_GOAL_: Pictures should be excluded; otherwise, copy every entry exactly.
====
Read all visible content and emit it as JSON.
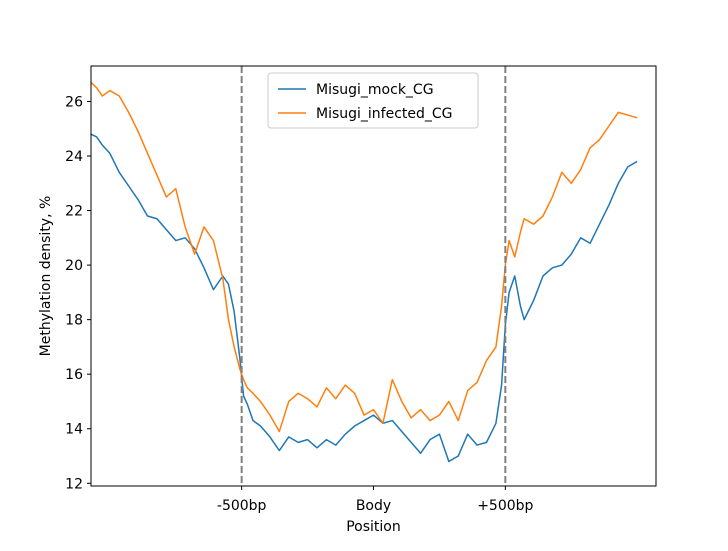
{
  "chart_data": {
    "type": "line",
    "title": "",
    "xlabel": "Position",
    "ylabel": "Methylation density, %",
    "x_ticks": [
      {
        "label": "-500bp",
        "x": 0.8
      },
      {
        "label": "Body",
        "x": 1.5
      },
      {
        "label": "+500bp",
        "x": 2.2
      }
    ],
    "x_range": [
      0,
      3
    ],
    "ylim": [
      11.9,
      27.3
    ],
    "y_ticks": [
      12,
      14,
      16,
      18,
      20,
      22,
      24,
      26
    ],
    "grid": false,
    "legend_position": "top-center",
    "boundaries": [
      0.8,
      2.2
    ],
    "series": [
      {
        "name": "Misugi_mock_CG",
        "color": "#1f77b4",
        "x": [
          0,
          0.03,
          0.06,
          0.1,
          0.15,
          0.2,
          0.25,
          0.3,
          0.35,
          0.4,
          0.45,
          0.5,
          0.55,
          0.6,
          0.65,
          0.7,
          0.73,
          0.76,
          0.79,
          0.81,
          0.83,
          0.86,
          0.9,
          0.95,
          1.0,
          1.05,
          1.1,
          1.15,
          1.2,
          1.25,
          1.3,
          1.35,
          1.4,
          1.45,
          1.5,
          1.55,
          1.6,
          1.65,
          1.7,
          1.75,
          1.8,
          1.85,
          1.9,
          1.95,
          2.0,
          2.05,
          2.1,
          2.15,
          2.18,
          2.2,
          2.22,
          2.25,
          2.28,
          2.3,
          2.35,
          2.4,
          2.45,
          2.5,
          2.55,
          2.6,
          2.65,
          2.7,
          2.75,
          2.8,
          2.85,
          2.9
        ],
        "y": [
          24.8,
          24.7,
          24.4,
          24.1,
          23.4,
          22.9,
          22.4,
          21.8,
          21.7,
          21.3,
          20.9,
          21.0,
          20.6,
          19.9,
          19.1,
          19.6,
          19.3,
          18.3,
          16.6,
          15.2,
          14.9,
          14.3,
          14.1,
          13.7,
          13.2,
          13.7,
          13.5,
          13.6,
          13.3,
          13.6,
          13.4,
          13.8,
          14.1,
          14.3,
          14.5,
          14.2,
          14.3,
          13.9,
          13.5,
          13.1,
          13.6,
          13.8,
          12.8,
          13.0,
          13.8,
          13.4,
          13.5,
          14.2,
          15.6,
          17.8,
          19.0,
          19.6,
          18.5,
          18.0,
          18.7,
          19.6,
          19.9,
          20.0,
          20.4,
          21.0,
          20.8,
          21.5,
          22.2,
          23.0,
          23.6,
          23.8
        ]
      },
      {
        "name": "Misugi_infected_CG",
        "color": "#ff7f0e",
        "x": [
          0,
          0.03,
          0.06,
          0.1,
          0.15,
          0.2,
          0.25,
          0.3,
          0.35,
          0.4,
          0.45,
          0.5,
          0.55,
          0.6,
          0.65,
          0.7,
          0.73,
          0.76,
          0.79,
          0.81,
          0.83,
          0.86,
          0.9,
          0.95,
          1.0,
          1.05,
          1.1,
          1.15,
          1.2,
          1.25,
          1.3,
          1.35,
          1.4,
          1.45,
          1.5,
          1.55,
          1.6,
          1.65,
          1.7,
          1.75,
          1.8,
          1.85,
          1.9,
          1.95,
          2.0,
          2.05,
          2.1,
          2.15,
          2.18,
          2.2,
          2.22,
          2.25,
          2.28,
          2.3,
          2.35,
          2.4,
          2.45,
          2.5,
          2.55,
          2.6,
          2.65,
          2.7,
          2.75,
          2.8,
          2.85,
          2.9
        ],
        "y": [
          26.7,
          26.5,
          26.2,
          26.4,
          26.2,
          25.6,
          24.9,
          24.1,
          23.3,
          22.5,
          22.8,
          21.4,
          20.4,
          21.4,
          20.9,
          19.5,
          18.0,
          17.0,
          16.2,
          15.8,
          15.5,
          15.3,
          15.0,
          14.5,
          13.9,
          15.0,
          15.3,
          15.1,
          14.8,
          15.5,
          15.1,
          15.6,
          15.3,
          14.5,
          14.7,
          14.2,
          15.8,
          15.0,
          14.4,
          14.7,
          14.3,
          14.5,
          15.0,
          14.3,
          15.4,
          15.7,
          16.5,
          17.0,
          18.5,
          20.0,
          20.9,
          20.3,
          21.2,
          21.7,
          21.5,
          21.8,
          22.5,
          23.4,
          23.0,
          23.5,
          24.3,
          24.6,
          25.1,
          25.6,
          25.5,
          25.4
        ]
      }
    ]
  }
}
====
_WORKED ANSWER_:
Read all visible content and emit it as JSON.
{
  "chart_data": {
    "type": "line",
    "title": "",
    "xlabel": "Position",
    "ylabel": "Methylation density, %",
    "x_ticks": [
      {
        "label": "-500bp",
        "x": 0.8
      },
      {
        "label": "Body",
        "x": 1.5
      },
      {
        "label": "+500bp",
        "x": 2.2
      }
    ],
    "x_range": [
      0,
      3
    ],
    "ylim": [
      11.9,
      27.3
    ],
    "y_ticks": [
      12,
      14,
      16,
      18,
      20,
      22,
      24,
      26
    ],
    "grid": false,
    "legend_position": "top-center",
    "boundaries": [
      0.8,
      2.2
    ],
    "series": [
      {
        "name": "Misugi_mock_CG",
        "color": "#1f77b4",
        "x": [
          0,
          0.03,
          0.06,
          0.1,
          0.15,
          0.2,
          0.25,
          0.3,
          0.35,
          0.4,
          0.45,
          0.5,
          0.55,
          0.6,
          0.65,
          0.7,
          0.73,
          0.76,
          0.79,
          0.81,
          0.83,
          0.86,
          0.9,
          0.95,
          1.0,
          1.05,
          1.1,
          1.15,
          1.2,
          1.25,
          1.3,
          1.35,
          1.4,
          1.45,
          1.5,
          1.55,
          1.6,
          1.65,
          1.7,
          1.75,
          1.8,
          1.85,
          1.9,
          1.95,
          2.0,
          2.05,
          2.1,
          2.15,
          2.18,
          2.2,
          2.22,
          2.25,
          2.28,
          2.3,
          2.35,
          2.4,
          2.45,
          2.5,
          2.55,
          2.6,
          2.65,
          2.7,
          2.75,
          2.8,
          2.85,
          2.9
        ],
        "y": [
          24.8,
          24.7,
          24.4,
          24.1,
          23.4,
          22.9,
          22.4,
          21.8,
          21.7,
          21.3,
          20.9,
          21.0,
          20.6,
          19.9,
          19.1,
          19.6,
          19.3,
          18.3,
          16.6,
          15.2,
          14.9,
          14.3,
          14.1,
          13.7,
          13.2,
          13.7,
          13.5,
          13.6,
          13.3,
          13.6,
          13.4,
          13.8,
          14.1,
          14.3,
          14.5,
          14.2,
          14.3,
          13.9,
          13.5,
          13.1,
          13.6,
          13.8,
          12.8,
          13.0,
          13.8,
          13.4,
          13.5,
          14.2,
          15.6,
          17.8,
          19.0,
          19.6,
          18.5,
          18.0,
          18.7,
          19.6,
          19.9,
          20.0,
          20.4,
          21.0,
          20.8,
          21.5,
          22.2,
          23.0,
          23.6,
          23.8
        ]
      },
      {
        "name": "Misugi_infected_CG",
        "color": "#ff7f0e",
        "x": [
          0,
          0.03,
          0.06,
          0.1,
          0.15,
          0.2,
          0.25,
          0.3,
          0.35,
          0.4,
          0.45,
          0.5,
          0.55,
          0.6,
          0.65,
          0.7,
          0.73,
          0.76,
          0.79,
          0.81,
          0.83,
          0.86,
          0.9,
          0.95,
          1.0,
          1.05,
          1.1,
          1.15,
          1.2,
          1.25,
          1.3,
          1.35,
          1.4,
          1.45,
          1.5,
          1.55,
          1.6,
          1.65,
          1.7,
          1.75,
          1.8,
          1.85,
          1.9,
          1.95,
          2.0,
          2.05,
          2.1,
          2.15,
          2.18,
          2.2,
          2.22,
          2.25,
          2.28,
          2.3,
          2.35,
          2.4,
          2.45,
          2.5,
          2.55,
          2.6,
          2.65,
          2.7,
          2.75,
          2.8,
          2.85,
          2.9
        ],
        "y": [
          26.7,
          26.5,
          26.2,
          26.4,
          26.2,
          25.6,
          24.9,
          24.1,
          23.3,
          22.5,
          22.8,
          21.4,
          20.4,
          21.4,
          20.9,
          19.5,
          18.0,
          17.0,
          16.2,
          15.8,
          15.5,
          15.3,
          15.0,
          14.5,
          13.9,
          15.0,
          15.3,
          15.1,
          14.8,
          15.5,
          15.1,
          15.6,
          15.3,
          14.5,
          14.7,
          14.2,
          15.8,
          15.0,
          14.4,
          14.7,
          14.3,
          14.5,
          15.0,
          14.3,
          15.4,
          15.7,
          16.5,
          17.0,
          18.5,
          20.0,
          20.9,
          20.3,
          21.2,
          21.7,
          21.5,
          21.8,
          22.5,
          23.4,
          23.0,
          23.5,
          24.3,
          24.6,
          25.1,
          25.6,
          25.5,
          25.4
        ]
      }
    ]
  }
}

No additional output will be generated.